> **Excerpted text**:

So what did I buy for $26.52? I bought a company that has $496 million in cash zero debt which translates into a net cash position of $5.64 PER SHARE. So the better question is, what did I buy for $20.88? ($26.52-$5.64). I bought a company with ZERO debt, a history of returns on equity and returns on capital in the 20-28% range (awesome), still run by the two brothers that founded the company, (each brother owns about 14% of the outstanding shares), for a cash adjusted earnings yield of 13.7% and a cash adjusted free cash flow yield of 12.5%. Yes, clothing is not exactly the most profitable business, and yes GES’s growth has been slowing, but with the sky high ROC, very low valuation, and two managers who’s interests are uncommonly aligned with shareholders…I’m going to pick GES anyway. Add in the 3% dividend yield, and the fact that GES is selling for a slight 6% discount to their Graham Number which is around $28…and I think you have a pretty solid long-term pick.
They had around $496MM in net cash as of January 2012, but I think that number is substantially lower now. Maybe closer to $250MM.You sure do love your retail clothing companies. :)
Thanks for the info. What can I say? Retail's cheap. At least according to my simpleton methods. Maybe it's fear related to the economy, the demise of the middle class, or the rise of Amazon...but whatever it is, retail companies across the board (without much consideration to quality) seem to have been pushed low valuations. And while AMZN has killed, and will continue to kill certain types of retailers(just look at RadioShack, Barnes & Noble, etc), I think there are also a bunch of solid retailers, that have very bright futures ahead. (See BBBY and ROST) Perhaps, this is a good opportunity to go hunting for quality in the retail sector, before people realize that traditional shopping isn't going extinct after all.either that or i'm the fool at the poker table.
Their growth has been slowing due to macro factors, should outperform the consumer discretionary sector going forward.
2014 eps guidance is $1.90. Closing pick.

> **Data extract**:
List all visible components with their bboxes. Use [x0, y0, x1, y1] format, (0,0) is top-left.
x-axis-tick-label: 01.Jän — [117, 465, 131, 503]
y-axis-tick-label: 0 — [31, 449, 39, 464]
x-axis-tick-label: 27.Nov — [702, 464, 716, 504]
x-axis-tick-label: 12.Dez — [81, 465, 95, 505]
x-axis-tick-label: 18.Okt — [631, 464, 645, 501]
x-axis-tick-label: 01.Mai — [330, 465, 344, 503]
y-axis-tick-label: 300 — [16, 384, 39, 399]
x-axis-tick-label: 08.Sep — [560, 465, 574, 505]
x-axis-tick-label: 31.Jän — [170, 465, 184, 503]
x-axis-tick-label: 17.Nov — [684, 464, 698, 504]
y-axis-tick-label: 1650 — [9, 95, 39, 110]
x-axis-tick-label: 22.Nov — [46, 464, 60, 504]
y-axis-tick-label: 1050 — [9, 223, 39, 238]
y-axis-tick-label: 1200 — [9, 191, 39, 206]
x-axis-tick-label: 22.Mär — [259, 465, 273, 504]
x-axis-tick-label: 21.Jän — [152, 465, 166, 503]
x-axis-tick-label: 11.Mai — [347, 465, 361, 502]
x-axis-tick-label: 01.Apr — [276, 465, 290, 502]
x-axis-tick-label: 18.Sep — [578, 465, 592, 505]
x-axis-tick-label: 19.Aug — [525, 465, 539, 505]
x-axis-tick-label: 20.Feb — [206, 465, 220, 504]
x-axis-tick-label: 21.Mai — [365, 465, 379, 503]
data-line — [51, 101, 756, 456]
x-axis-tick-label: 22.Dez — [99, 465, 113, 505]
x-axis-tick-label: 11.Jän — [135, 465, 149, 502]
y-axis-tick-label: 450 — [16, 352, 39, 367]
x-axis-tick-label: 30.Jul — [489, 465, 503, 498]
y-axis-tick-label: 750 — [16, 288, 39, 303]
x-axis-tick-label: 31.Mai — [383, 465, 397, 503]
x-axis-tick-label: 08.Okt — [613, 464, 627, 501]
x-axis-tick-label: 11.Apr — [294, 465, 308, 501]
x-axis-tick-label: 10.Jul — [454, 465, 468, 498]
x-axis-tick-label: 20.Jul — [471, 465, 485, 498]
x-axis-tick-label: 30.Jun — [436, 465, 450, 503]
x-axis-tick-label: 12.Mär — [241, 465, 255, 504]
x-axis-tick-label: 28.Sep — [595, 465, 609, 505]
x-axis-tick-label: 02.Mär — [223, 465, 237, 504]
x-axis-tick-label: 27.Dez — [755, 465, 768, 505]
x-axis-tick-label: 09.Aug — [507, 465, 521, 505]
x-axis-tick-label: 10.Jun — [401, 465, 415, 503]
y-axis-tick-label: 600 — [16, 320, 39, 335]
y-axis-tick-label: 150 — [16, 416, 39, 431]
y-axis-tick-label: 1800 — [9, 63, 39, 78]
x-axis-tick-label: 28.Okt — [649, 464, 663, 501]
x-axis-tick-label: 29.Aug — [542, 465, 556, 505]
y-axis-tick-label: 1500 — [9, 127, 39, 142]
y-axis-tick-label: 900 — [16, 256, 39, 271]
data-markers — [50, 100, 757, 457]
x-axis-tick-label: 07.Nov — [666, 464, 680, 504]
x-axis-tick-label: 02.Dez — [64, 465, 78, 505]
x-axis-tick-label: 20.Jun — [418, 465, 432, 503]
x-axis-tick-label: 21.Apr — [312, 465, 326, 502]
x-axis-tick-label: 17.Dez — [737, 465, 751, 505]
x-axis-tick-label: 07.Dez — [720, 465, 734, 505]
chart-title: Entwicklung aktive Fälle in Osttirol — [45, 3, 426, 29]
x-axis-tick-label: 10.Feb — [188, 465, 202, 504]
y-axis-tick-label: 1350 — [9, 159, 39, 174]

> **Check your understanding**:
(a) Summarize the GES discussion above in two sentences.
(b) Please transcribe the part of the GES discussion that opens with the words containing "Their growth has" and closes with "is $1.90. Closing pick.".

> **Your written answers**:
(a) The writer explains buying GES at $26.52 by pointing to its $496 million in cash with zero debt, its history of 20-28% returns on equity and capital, its founding brothers who each own about 14% of the shares, and a cash-adjusted earnings yield of 13.7%, and calls it a solid long-term pick despite slowing growth. In the replies, one reader suggests the net cash may now be closer to $250 million, the writer argues that retail stocks are cheap across the board and that some solid retailers have bright futures, and later lines attribute the slowing growth to macro factors and give 2014 EPS guidance of $1.90.

(b)
Their growth has been slowing due to macro factors, should outperform the consumer discretionary sector going forward.
2014 eps guidance is $1.90. Closing pick.